◆ **Set task**
Write every line out verbatim and omit the pictures.

◆ **Given data**
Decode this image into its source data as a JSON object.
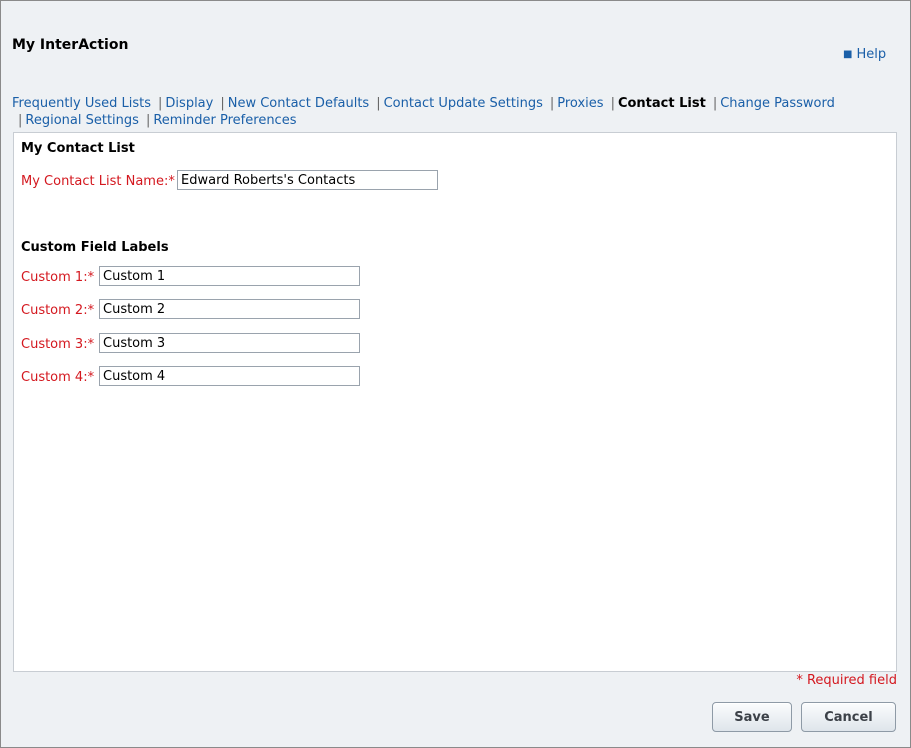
{
  "window": {
    "title": "My InterAction"
  },
  "help": {
    "label": "Help"
  },
  "tabs": [
    {
      "label": "Frequently Used Lists",
      "active": false
    },
    {
      "label": "Display",
      "active": false
    },
    {
      "label": "New Contact Defaults",
      "active": false
    },
    {
      "label": "Contact Update Settings",
      "active": false
    },
    {
      "label": "Proxies",
      "active": false
    },
    {
      "label": "Contact List",
      "active": true
    },
    {
      "label": "Change Password",
      "active": false
    },
    {
      "label": "Regional Settings",
      "active": false
    },
    {
      "label": "Reminder Preferences",
      "active": false
    }
  ],
  "separator": "|",
  "contact_list": {
    "section_title": "My Contact List",
    "name_label": "My Contact List Name:*",
    "name_value": "Edward Roberts's Contacts"
  },
  "custom_fields": {
    "section_title": "Custom Field Labels",
    "fields": [
      {
        "label": "Custom 1:*",
        "value": "Custom 1"
      },
      {
        "label": "Custom 2:*",
        "value": "Custom 2"
      },
      {
        "label": "Custom 3:*",
        "value": "Custom 3"
      },
      {
        "label": "Custom 4:*",
        "value": "Custom 4"
      }
    ]
  },
  "footer": {
    "required_note": "* Required field",
    "save_label": "Save",
    "cancel_label": "Cancel"
  },
  "colors": {
    "link": "#1a5fa8",
    "required": "#d4181f",
    "background": "#eef1f4"
  }
}
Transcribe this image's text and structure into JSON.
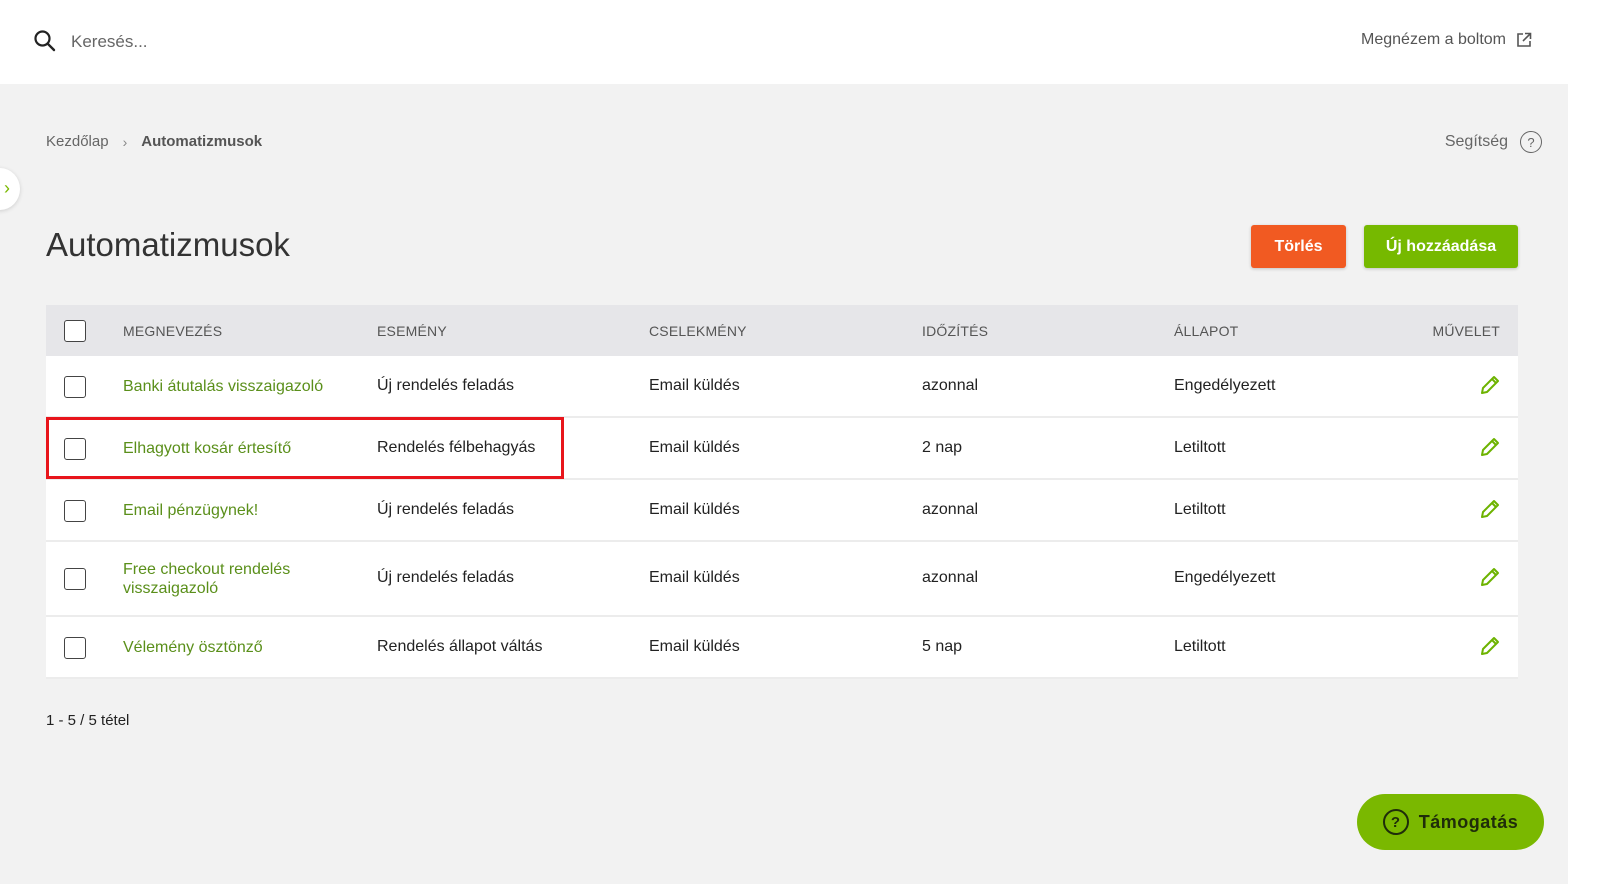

◆ **Written solution**
Decode this image into its source data as a JSON object.
{
  "window": {
    "title": "My InterAction"
  },
  "help": {
    "label": "Help"
  },
  "tabs": [
    {
      "label": "Frequently Used Lists",
      "active": false
    },
    {
      "label": "Display",
      "active": false
    },
    {
      "label": "New Contact Defaults",
      "active": false
    },
    {
      "label": "Contact Update Settings",
      "active": false
    },
    {
      "label": "Proxies",
      "active": false
    },
    {
      "label": "Contact List",
      "active": true
    },
    {
      "label": "Change Password",
      "active": false
    },
    {
      "label": "Regional Settings",
      "active": false
    },
    {
      "label": "Reminder Preferences",
      "active": false
    }
  ],
  "separator": "|",
  "contact_list": {
    "section_title": "My Contact List",
    "name_label": "My Contact List Name:*",
    "name_value": "Edward Roberts's Contacts"
  },
  "custom_fields": {
    "section_title": "Custom Field Labels",
    "fields": [
      {
        "label": "Custom 1:*",
        "value": "Custom 1"
      },
      {
        "label": "Custom 2:*",
        "value": "Custom 2"
      },
      {
        "label": "Custom 3:*",
        "value": "Custom 3"
      },
      {
        "label": "Custom 4:*",
        "value": "Custom 4"
      }
    ]
  },
  "footer": {
    "required_note": "* Required field",
    "save_label": "Save",
    "cancel_label": "Cancel"
  },
  "colors": {
    "link": "#1a5fa8",
    "required": "#d4181f",
    "background": "#eef1f4"
  }
}
Transcribe this image's text and structure into JSON.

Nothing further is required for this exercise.